** START **
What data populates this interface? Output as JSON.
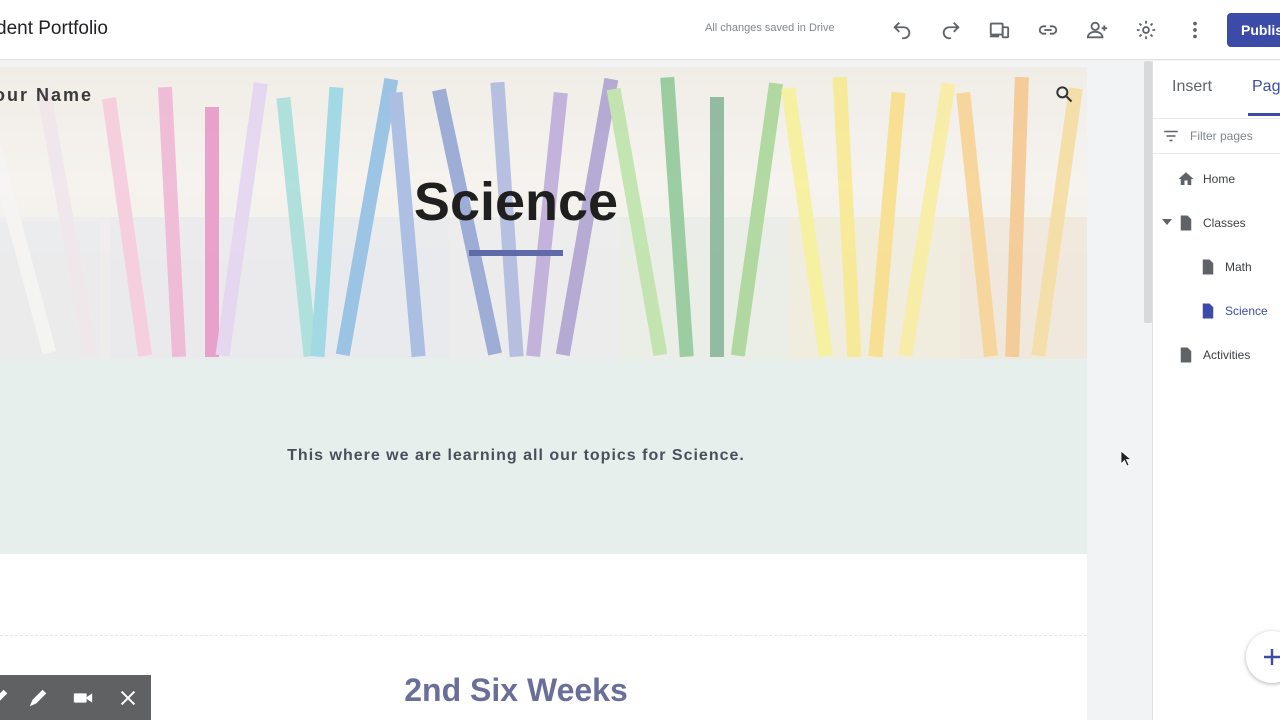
{
  "header": {
    "site_title": "dent Portfolio",
    "save_status": "All changes saved in Drive",
    "publish_label": "Publis",
    "icons": [
      "undo-icon",
      "redo-icon",
      "preview-icon",
      "link-icon",
      "share-icon",
      "settings-icon",
      "more-icon"
    ]
  },
  "page": {
    "site_name": "our Name",
    "title": "Science",
    "intro": "This where we are learning all our topics for Science.",
    "section_heading": "2nd Six Weeks"
  },
  "side_panel": {
    "tabs": [
      {
        "label": "Insert",
        "active": false
      },
      {
        "label": "Page",
        "active": true
      }
    ],
    "filter_placeholder": "Filter pages",
    "pages": [
      {
        "label": "Home",
        "icon": "home-icon"
      },
      {
        "label": "Classes",
        "icon": "page-icon",
        "expanded": true
      },
      {
        "label": "Math",
        "icon": "page-icon"
      },
      {
        "label": "Science",
        "icon": "page-icon",
        "selected": true
      },
      {
        "label": "Activities",
        "icon": "page-icon"
      }
    ]
  },
  "colors": {
    "accent": "#3c4ba8",
    "intro_bg": "#e7efec",
    "section_heading": "#6a6f9a"
  }
}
** END **
## WHAT NEEDS TO BE DONE
Make a word-for-word copy of the entries, without any pictures.

## FINISHED ANSWER
What data populates this interface? Output as JSON.
{
  "header": {
    "site_title": "dent Portfolio",
    "save_status": "All changes saved in Drive",
    "publish_label": "Publis",
    "icons": [
      "undo-icon",
      "redo-icon",
      "preview-icon",
      "link-icon",
      "share-icon",
      "settings-icon",
      "more-icon"
    ]
  },
  "page": {
    "site_name": "our Name",
    "title": "Science",
    "intro": "This where we are learning all our topics for Science.",
    "section_heading": "2nd Six Weeks"
  },
  "side_panel": {
    "tabs": [
      {
        "label": "Insert",
        "active": false
      },
      {
        "label": "Page",
        "active": true
      }
    ],
    "filter_placeholder": "Filter pages",
    "pages": [
      {
        "label": "Home",
        "icon": "home-icon"
      },
      {
        "label": "Classes",
        "icon": "page-icon",
        "expanded": true
      },
      {
        "label": "Math",
        "icon": "page-icon"
      },
      {
        "label": "Science",
        "icon": "page-icon",
        "selected": true
      },
      {
        "label": "Activities",
        "icon": "page-icon"
      }
    ]
  },
  "colors": {
    "accent": "#3c4ba8",
    "intro_bg": "#e7efec",
    "section_heading": "#6a6f9a"
  }
}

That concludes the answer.